● **RECORDS SHOWN**:
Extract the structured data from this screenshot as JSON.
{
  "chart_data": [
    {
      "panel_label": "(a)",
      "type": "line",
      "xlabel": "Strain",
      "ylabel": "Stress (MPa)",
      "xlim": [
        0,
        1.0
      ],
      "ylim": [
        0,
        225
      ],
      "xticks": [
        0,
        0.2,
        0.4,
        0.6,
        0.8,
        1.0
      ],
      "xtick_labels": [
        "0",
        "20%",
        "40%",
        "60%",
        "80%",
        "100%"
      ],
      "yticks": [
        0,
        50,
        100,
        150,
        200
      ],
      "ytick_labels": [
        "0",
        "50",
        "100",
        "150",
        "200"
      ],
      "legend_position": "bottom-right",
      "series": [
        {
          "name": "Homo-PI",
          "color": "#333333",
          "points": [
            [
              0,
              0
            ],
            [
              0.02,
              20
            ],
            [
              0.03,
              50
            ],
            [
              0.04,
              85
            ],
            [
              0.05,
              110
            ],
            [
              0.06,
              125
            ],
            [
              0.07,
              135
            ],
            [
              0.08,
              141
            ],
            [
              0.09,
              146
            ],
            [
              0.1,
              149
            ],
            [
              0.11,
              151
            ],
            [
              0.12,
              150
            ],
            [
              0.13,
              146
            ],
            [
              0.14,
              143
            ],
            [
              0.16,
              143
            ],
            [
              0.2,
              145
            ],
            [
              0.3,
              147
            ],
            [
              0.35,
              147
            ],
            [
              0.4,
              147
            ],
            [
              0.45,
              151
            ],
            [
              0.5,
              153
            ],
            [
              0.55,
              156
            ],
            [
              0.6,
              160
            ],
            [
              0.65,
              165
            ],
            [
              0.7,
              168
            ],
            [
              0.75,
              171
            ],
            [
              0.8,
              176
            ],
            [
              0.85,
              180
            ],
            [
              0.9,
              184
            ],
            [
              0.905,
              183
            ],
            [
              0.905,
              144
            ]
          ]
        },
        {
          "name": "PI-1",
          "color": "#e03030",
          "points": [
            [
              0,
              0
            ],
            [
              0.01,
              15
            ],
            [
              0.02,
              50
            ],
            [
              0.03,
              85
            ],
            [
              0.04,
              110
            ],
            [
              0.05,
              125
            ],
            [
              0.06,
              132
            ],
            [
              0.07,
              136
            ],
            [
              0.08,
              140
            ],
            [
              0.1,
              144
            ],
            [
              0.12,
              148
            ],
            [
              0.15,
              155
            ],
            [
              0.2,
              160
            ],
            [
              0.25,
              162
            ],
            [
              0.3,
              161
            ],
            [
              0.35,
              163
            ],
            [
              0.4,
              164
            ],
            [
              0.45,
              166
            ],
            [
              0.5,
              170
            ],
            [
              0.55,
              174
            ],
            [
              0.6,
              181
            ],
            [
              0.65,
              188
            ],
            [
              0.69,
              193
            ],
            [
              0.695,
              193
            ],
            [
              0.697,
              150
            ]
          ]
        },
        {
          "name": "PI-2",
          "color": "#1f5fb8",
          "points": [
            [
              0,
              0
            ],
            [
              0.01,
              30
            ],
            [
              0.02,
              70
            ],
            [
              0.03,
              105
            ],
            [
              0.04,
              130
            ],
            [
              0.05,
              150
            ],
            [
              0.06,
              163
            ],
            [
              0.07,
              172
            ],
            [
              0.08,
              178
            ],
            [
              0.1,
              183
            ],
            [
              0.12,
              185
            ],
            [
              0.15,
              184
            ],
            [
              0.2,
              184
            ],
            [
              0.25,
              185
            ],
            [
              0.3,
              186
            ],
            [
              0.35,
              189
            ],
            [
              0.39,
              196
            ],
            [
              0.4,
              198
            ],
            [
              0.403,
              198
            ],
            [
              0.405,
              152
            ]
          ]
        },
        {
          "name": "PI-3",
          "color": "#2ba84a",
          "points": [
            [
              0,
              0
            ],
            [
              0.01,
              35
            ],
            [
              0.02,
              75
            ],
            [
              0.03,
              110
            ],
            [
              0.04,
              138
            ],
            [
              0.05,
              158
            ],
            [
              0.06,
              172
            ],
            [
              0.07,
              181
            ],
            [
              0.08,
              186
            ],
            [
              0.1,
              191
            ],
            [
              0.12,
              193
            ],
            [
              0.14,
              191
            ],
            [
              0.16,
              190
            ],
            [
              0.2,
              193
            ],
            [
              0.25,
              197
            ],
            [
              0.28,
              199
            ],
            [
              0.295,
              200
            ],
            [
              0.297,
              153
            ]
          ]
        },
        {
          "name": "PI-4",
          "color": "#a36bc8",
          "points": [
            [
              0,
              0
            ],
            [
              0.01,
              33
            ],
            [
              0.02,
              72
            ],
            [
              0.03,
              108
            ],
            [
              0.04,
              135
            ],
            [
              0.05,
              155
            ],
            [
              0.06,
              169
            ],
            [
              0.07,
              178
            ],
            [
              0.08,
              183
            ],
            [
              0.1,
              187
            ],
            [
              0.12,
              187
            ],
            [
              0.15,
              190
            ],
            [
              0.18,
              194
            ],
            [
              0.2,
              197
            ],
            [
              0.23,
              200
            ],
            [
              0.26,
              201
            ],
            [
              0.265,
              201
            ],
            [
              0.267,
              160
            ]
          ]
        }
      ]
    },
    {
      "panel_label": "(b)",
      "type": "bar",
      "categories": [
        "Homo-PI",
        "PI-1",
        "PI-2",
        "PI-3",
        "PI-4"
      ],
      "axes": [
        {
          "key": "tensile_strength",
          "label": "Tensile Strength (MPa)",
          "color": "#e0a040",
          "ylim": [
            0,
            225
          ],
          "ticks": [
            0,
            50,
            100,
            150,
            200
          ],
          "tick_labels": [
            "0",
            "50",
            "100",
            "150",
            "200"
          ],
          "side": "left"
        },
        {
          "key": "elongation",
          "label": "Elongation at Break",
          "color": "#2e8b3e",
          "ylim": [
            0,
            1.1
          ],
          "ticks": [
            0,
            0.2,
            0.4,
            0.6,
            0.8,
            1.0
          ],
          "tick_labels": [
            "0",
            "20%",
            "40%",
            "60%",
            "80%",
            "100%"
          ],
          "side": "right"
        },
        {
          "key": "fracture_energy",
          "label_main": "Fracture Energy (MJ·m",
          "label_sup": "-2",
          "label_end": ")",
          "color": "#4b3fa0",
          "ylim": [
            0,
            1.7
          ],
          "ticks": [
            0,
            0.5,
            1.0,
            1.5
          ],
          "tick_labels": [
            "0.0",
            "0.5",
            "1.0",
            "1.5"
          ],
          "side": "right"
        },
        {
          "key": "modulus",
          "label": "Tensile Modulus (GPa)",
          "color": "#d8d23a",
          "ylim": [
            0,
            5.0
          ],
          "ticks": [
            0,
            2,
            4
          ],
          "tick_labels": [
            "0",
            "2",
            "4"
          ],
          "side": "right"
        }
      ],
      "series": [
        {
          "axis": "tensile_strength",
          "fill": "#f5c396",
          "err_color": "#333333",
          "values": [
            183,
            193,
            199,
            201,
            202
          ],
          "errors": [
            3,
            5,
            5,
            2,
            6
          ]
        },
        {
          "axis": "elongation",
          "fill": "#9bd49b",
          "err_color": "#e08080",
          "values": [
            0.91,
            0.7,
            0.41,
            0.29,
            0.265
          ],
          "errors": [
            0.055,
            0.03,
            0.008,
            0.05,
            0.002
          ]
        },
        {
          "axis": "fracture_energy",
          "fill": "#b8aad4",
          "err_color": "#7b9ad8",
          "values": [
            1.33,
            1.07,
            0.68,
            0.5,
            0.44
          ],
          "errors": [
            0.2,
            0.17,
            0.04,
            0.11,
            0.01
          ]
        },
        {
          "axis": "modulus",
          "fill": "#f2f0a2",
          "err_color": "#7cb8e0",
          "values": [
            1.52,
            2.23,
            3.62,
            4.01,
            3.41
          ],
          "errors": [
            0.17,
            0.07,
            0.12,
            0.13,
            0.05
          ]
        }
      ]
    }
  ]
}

● **GIVEN EXERCISE**: Check each line above for the word "fill" and give the number of lines that have it, nothing else.

● **EXERCISE RESPONSE**: 4